## start

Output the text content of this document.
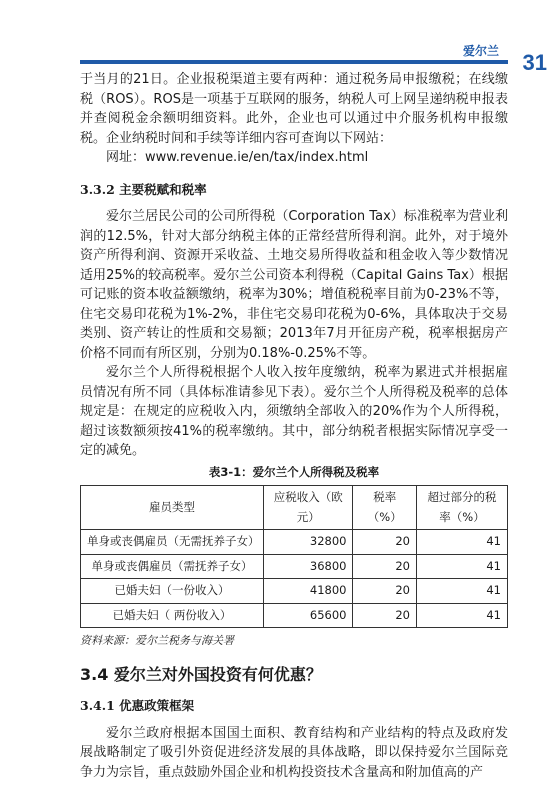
爱尔兰 31

于当月的21日。企业报税渠道主要有两种：通过税务局申报缴税；在线缴税（ROS）。ROS是一项基于互联网的服务，纳税人可上网呈递纳税申报表并查阅税金余额明细资料。此外，企业也可以通过中介服务机构申报缴税。企业纳税时间和手续等详细内容可查询以下网站：

网址：www.revenue.ie/en/tax/index.html

3.3.2 主要税赋和税率

爱尔兰居民公司的公司所得税（Corporation Tax）标准税率为营业利润的12.5%，针对大部分纳税主体的正常经营所得利润。此外，对于境外资产所得利润、资源开采收益、土地交易所得收益和租金收入等少数情况适用25%的较高税率。爱尔兰公司资本利得税（Capital Gains Tax）根据可记账的资本收益额缴纳，税率为30%；增值税税率目前为0-23%不等，住宅交易印花税为1%-2%，非住宅交易印花税为0-6%，具体取决于交易类别、资产转让的性质和交易额；2013年7月开征房产税，税率根据房产价格不同而有所区别，分别为0.18%-0.25%不等。

爱尔兰个人所得税根据个人收入按年度缴纳，税率为累进式并根据雇员情况有所不同（具体标准请参见下表）。爱尔兰个人所得税及税率的总体规定是：在规定的应税收入内，须缴纳全部收入的20%作为个人所得税，超过该数额须按41%的税率缴纳。其中，部分纳税者根据实际情况享受一定的减免。

表3-1：爱尔兰个人所得税及税率
雇员类型	应税收入（欧元）	税率（%）	超过部分的税率（%）
单身或丧偶雇员（无需抚养子女）	32800	20	41
单身或丧偶雇员（需抚养子女）	36800	20	41
已婚夫妇（一份收入）	41800	20	41
已婚夫妇（ 两份收入）	65600	20	41
资料来源：爱尔兰税务与海关署
3.4 爱尔兰对外国投资有何优惠？
3.4.1 优惠政策框架

爱尔兰政府根据本国国土面积、教育结构和产业结构的特点及政府发展战略制定了吸引外资促进经济发展的具体战略，即以保持爱尔兰国际竞争力为宗旨，重点鼓励外国企业和机构投资技术含量高和附加值高的产
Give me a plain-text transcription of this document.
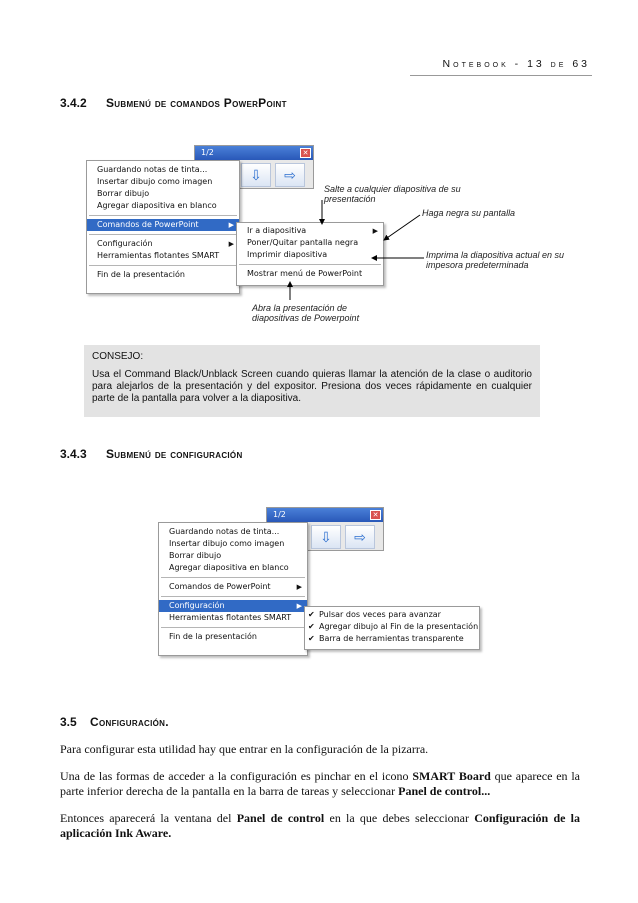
Notebook - 13 de 63
3.4.2 Submenú de comandos PowerPoint
1/2	✕
⇩	⇨
Guardando notas de tinta...
Insertar dibujo como imagen
Borrar dibujo
Agregar diapositiva en blanco
Comandos de PowerPoint	▶
Configuración	▶
Herramientas flotantes SMART
Fin de la presentación
Ir a diapositiva	▶
Poner/Quitar pantalla negra
Imprimir diapositiva
Mostrar menú de PowerPoint
Salte a cualquier diapositiva de su presentación
Haga negra su pantalla
Imprima la diapositiva actual en su impesora predeterminada
Abra la presentación de diapositivas de Powerpoint
CONSEJO:
Usa el Command Black/Unblack Screen cuando quieras llamar la atención de la clase o auditorio para alejarlos de la presentación y del expositor. Presiona dos veces rápidamente en cualquier parte de la pantalla para volver a la diapositiva.
3.4.3 Submenú de configuración
1/2	✕
⇩	⇨
Guardando notas de tinta...
Insertar dibujo como imagen
Borrar dibujo
Agregar diapositiva en blanco
Comandos de PowerPoint	▶
Configuración	▶
Herramientas flotantes SMART
Fin de la presentación
✔ Pulsar dos veces para avanzar
✔ Agregar dibujo al Fin de la presentación
✔ Barra de herramientas transparente
3.5 Configuración.
Para configurar esta utilidad hay que entrar en la configuración de la pizarra.
Una de las formas de acceder a la configuración es pinchar en el icono SMART Board que aparece en la parte inferior derecha de la pantalla en la barra de tareas y seleccionar Panel de control...
Entonces aparecerá la ventana del Panel de control en la que debes seleccionar Configuración de la aplicación Ink Aware.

## end

What you are asked to do | Report how many lines contain "Panel". Give nothing but the number.

Final result | 2